Given problem:
Print out the entries below with no edits.
* begin *
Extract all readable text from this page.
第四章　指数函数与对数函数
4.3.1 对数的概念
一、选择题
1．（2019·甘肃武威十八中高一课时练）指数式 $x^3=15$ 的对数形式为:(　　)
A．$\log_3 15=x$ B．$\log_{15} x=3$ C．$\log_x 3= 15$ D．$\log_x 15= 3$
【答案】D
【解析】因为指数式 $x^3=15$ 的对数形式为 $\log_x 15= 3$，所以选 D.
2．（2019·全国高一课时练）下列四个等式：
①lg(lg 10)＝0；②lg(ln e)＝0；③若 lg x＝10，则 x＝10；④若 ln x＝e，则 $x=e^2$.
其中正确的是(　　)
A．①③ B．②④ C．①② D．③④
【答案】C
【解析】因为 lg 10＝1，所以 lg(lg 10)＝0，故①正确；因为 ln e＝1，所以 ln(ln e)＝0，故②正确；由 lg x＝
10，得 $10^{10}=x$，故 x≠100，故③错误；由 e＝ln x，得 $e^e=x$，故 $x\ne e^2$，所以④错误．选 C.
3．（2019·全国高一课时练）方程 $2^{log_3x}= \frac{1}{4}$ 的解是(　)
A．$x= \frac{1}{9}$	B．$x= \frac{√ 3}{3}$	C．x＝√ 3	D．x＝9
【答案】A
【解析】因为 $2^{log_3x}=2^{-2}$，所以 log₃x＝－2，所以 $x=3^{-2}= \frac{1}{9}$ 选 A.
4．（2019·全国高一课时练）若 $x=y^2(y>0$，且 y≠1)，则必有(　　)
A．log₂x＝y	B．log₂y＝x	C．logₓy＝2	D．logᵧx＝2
* end *
Answer to the task:
Extract all readable text from this page.
第四章　指数函数与对数函数
4.3.1 对数的概念
一、选择题
1．（2019·甘肃武威十八中高一课时练）指数式 $x^3=15$ 的对数形式为:(　　)
A．$\log_3 15=x$ B．$\log_{15} x=3$ C．$\log_x 3= 15$ D．$\log_x 15= 3$
【答案】D
【解析】因为指数式 $x^3=15$ 的对数形式为 $\log_x 15= 3$，所以选 D.
2．（2019·全国高一课时练）下列四个等式：
①lg(lg 10)＝0；②lg(ln e)＝0；③若 lg x＝10，则 x＝10；④若 ln x＝e，则 $x=e^2$.
其中正确的是(　　)
A．①③ B．②④ C．①② D．③④
【答案】C
【解析】因为 lg 10＝1，所以 lg(lg 10)＝0，故①正确；因为 ln e＝1，所以 ln(ln e)＝0，故②正确；由 lg x＝
10，得 $10^{10}=x$，故 x≠100，故③错误；由 e＝ln x，得 $e^e=x$，故 $x\ne e^2$，所以④错误．选 C.
3．（2019·全国高一课时练）方程 $2^{log_3x}= \frac{1}{4}$ 的解是(　)
A．$x= \frac{1}{9}$	B．$x= \frac{√ 3}{3}$	C．x＝√ 3	D．x＝9
【答案】A
【解析】因为 $2^{log_3x}=2^{-2}$，所以 log₃x＝－2，所以 $x=3^{-2}= \frac{1}{9}$ 选 A.
4．（2019·全国高一课时练）若 $x=y^2(y>0$，且 y≠1)，则必有(　　)
A．log₂x＝y	B．log₂y＝x	C．logₓy＝2	D．logᵧx＝2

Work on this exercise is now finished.